**Texto de lectura**

________

Un encuentro inesperado en la selva misionera: la historia de la primera imagen de un águila harpía en 20 años
Manuel Encabo y Sergio Moya, tras más de dos décadas de búsqueda incansable, lograron capturar la imagen de una joven águila harpía en la selva misionera de Argentina. El hallazgo, crucial para la conservación de la especie, revela la necesidad de proteger la biodiversidad de la región ante las amenazas de la deforestación y la caza furtiva. Conoce más en la siguiente nota del periodista argentino Emiliano Gullo.
Una vez más, la camioneta que maneja Manuel Encabo surca los caminos rojos de la selva misionera. Una de cientos, miles de veces. Desde el asiento del acompañante, Sergio Moya le ceba los mates para aguantar el traqueteo del viaje. Esta vez, no lo acompaña su amigo y habitual compañero de expediciones, Facundo Barbar.
Es una de las últimas mañanas de julio. Es un viaje más de Encabo para tratar de encontrar alguna de las cinco águilas selváticas que rastrea junto a Barbar hace más de 20 años. Durante ese tiempo, fue y vino por las reservas de Misiones, Formosa, Salta, Jujuy, Tucumán, Chaco. Estuvieron rodeados de yaguaretés, yacarés, pumas. Siempre con Barbar, descubrió el primer nido del águila viuda. Pero nunca cerca de una arpía, las más grande y poderosa del continente. Hasta esta mañana de fines de julio que, entre mate y mate, el grito de Moya lo va a sacar de la modorra del camino.

________

**Datos almacenados**

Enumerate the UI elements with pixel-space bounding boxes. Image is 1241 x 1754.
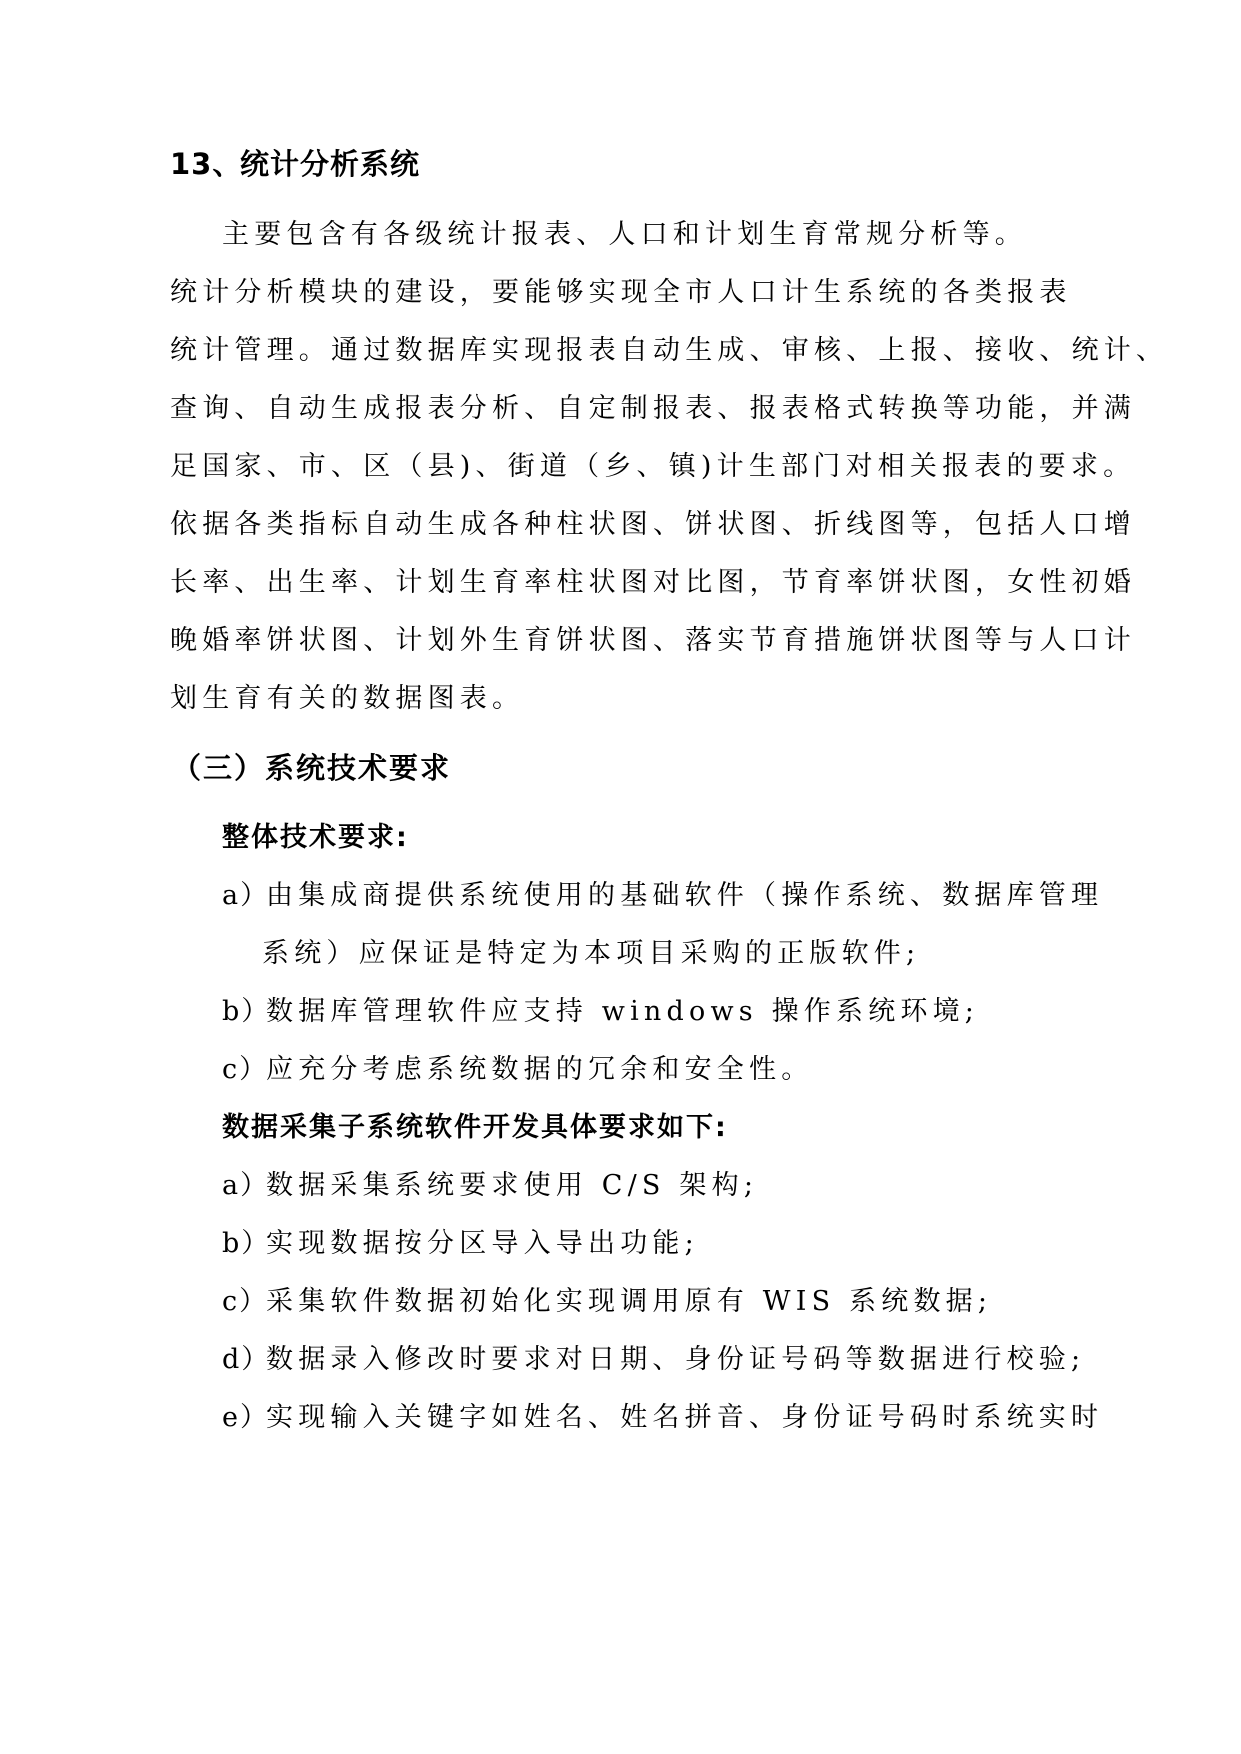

________

**Instrucciones**
#1 Enumera las provincias cuyas reservas recorrió Encabo según el texto sobre el águila harpía.
#2 Según el texto sobre el águila harpía, ¿cuántas águilas selváticas rastrea Encabo junto a Barbar?
#3 Transcribe del texto sobre el águila harpía el fragmento que comienza con "Una vez más, la" y continúa hasta "modorra del camino.".

**Respuestas en orden**
#1 Misiones, Formosa, Salta, Jujuy, Tucumán y Chaco.

#2 Cinco águilas selváticas.

#3
Una vez más, la camioneta que maneja Manuel Encabo surca los caminos rojos de la selva misionera. Una de cientos, miles de veces. Desde el asiento del acompañante, Sergio Moya le ceba los mates para aguantar el traqueteo del viaje. Esta vez, no lo acompaña su amigo y habitual compañero de expediciones, Facundo Barbar.
Es una de las últimas mañanas de julio. Es un viaje más de Encabo para tratar de encontrar alguna de las cinco águilas selváticas que rastrea junto a Barbar hace más de 20 años. Durante ese tiempo, fue y vino por las reservas de Misiones, Formosa, Salta, Jujuy, Tucumán, Chaco. Estuvieron rodeados de yaguaretés, yacarés, pumas. Siempre con Barbar, descubrió el primer nido del águila viuda. Pero nunca cerca de una arpía, las más grande y poderosa del continente. Hasta esta mañana de fines de julio que, entre mate y mate, el grito de Moya lo va a sacar de la modorra del camino.